Your instructions: Restate every line of the material, word for word.

___ Material provided

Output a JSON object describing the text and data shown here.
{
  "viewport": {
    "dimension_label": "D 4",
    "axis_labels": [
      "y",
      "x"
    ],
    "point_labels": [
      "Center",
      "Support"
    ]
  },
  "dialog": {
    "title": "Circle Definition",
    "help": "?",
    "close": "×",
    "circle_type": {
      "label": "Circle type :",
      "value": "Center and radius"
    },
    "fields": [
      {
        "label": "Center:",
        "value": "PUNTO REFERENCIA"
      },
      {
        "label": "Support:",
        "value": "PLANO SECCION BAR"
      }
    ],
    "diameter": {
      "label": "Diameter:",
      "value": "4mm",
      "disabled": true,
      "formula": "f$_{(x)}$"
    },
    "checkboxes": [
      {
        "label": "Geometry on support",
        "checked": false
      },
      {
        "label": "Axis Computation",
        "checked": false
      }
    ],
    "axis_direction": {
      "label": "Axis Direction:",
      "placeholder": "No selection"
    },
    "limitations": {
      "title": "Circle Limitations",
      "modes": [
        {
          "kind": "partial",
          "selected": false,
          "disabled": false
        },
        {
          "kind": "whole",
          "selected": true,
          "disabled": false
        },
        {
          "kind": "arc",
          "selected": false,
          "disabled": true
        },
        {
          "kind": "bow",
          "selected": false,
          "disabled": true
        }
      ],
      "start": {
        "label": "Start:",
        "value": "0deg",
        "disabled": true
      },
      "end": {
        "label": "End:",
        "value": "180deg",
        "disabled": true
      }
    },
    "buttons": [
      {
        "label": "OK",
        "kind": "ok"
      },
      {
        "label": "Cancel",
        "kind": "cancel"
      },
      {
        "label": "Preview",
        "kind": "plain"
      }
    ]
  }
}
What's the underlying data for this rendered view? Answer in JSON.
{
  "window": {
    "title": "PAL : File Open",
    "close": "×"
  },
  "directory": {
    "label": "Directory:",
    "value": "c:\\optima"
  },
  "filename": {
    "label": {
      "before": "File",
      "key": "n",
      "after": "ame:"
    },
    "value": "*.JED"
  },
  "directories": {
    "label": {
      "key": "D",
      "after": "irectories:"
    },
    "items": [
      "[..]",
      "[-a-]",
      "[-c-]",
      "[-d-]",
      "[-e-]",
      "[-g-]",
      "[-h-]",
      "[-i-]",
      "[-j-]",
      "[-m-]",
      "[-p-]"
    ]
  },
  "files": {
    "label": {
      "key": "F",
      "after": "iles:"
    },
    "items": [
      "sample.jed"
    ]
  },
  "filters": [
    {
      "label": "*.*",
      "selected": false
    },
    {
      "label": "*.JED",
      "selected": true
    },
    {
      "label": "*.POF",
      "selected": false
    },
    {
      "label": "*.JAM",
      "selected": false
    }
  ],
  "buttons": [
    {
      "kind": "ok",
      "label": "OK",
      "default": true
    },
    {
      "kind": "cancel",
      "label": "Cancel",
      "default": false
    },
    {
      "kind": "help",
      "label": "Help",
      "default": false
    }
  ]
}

______

Final result:
Output a JSON object describing the text and data shown here.
{
  "viewport": {
    "dimension_label": "D 4",
    "axis_labels": [
      "y",
      "x"
    ],
    "point_labels": [
      "Center",
      "Support"
    ]
  },
  "dialog": {
    "title": "Circle Definition",
    "help": "?",
    "close": "×",
    "circle_type": {
      "label": "Circle type :",
      "value": "Center and radius"
    },
    "fields": [
      {
        "label": "Center:",
        "value": "PUNTO REFERENCIA"
      },
      {
        "label": "Support:",
        "value": "PLANO SECCION BAR"
      }
    ],
    "diameter": {
      "label": "Diameter:",
      "value": "4mm",
      "disabled": true,
      "formula": "f$_{(x)}$"
    },
    "checkboxes": [
      {
        "label": "Geometry on support",
        "checked": false
      },
      {
        "label": "Axis Computation",
        "checked": false
      }
    ],
    "axis_direction": {
      "label": "Axis Direction:",
      "placeholder": "No selection"
    },
    "limitations": {
      "title": "Circle Limitations",
      "modes": [
        {
          "kind": "partial",
          "selected": false,
          "disabled": false
        },
        {
          "kind": "whole",
          "selected": true,
          "disabled": false
        },
        {
          "kind": "arc",
          "selected": false,
          "disabled": true
        },
        {
          "kind": "bow",
          "selected": false,
          "disabled": true
        }
      ],
      "start": {
        "label": "Start:",
        "value": "0deg",
        "disabled": true
      },
      "end": {
        "label": "End:",
        "value": "180deg",
        "disabled": true
      }
    },
    "buttons": [
      {
        "label": "OK",
        "kind": "ok"
      },
      {
        "label": "Cancel",
        "kind": "cancel"
      },
      {
        "label": "Preview",
        "kind": "plain"
      }
    ]
  }
}
What's the underlying data for this rendered view? Answer in JSON.
{
  "window": {
    "title": "PAL : File Open",
    "close": "×"
  },
  "directory": {
    "label": "Directory:",
    "value": "c:\\optima"
  },
  "filename": {
    "label": {
      "before": "File",
      "key": "n",
      "after": "ame:"
    },
    "value": "*.JED"
  },
  "directories": {
    "label": {
      "key": "D",
      "after": "irectories:"
    },
    "items": [
      "[..]",
      "[-a-]",
      "[-c-]",
      "[-d-]",
      "[-e-]",
      "[-g-]",
      "[-h-]",
      "[-i-]",
      "[-j-]",
      "[-m-]",
      "[-p-]"
    ]
  },
  "files": {
    "label": {
      "key": "F",
      "after": "iles:"
    },
    "items": [
      "sample.jed"
    ]
  },
  "filters": [
    {
      "label": "*.*",
      "selected": false
    },
    {
      "label": "*.JED",
      "selected": true
    },
    {
      "label": "*.POF",
      "selected": false
    },
    {
      "label": "*.JAM",
      "selected": false
    }
  ],
  "buttons": [
    {
      "kind": "ok",
      "label": "OK",
      "default": true
    },
    {
      "kind": "cancel",
      "label": "Cancel",
      "default": false
    },
    {
      "kind": "help",
      "label": "Help",
      "default": false
    }
  ]
}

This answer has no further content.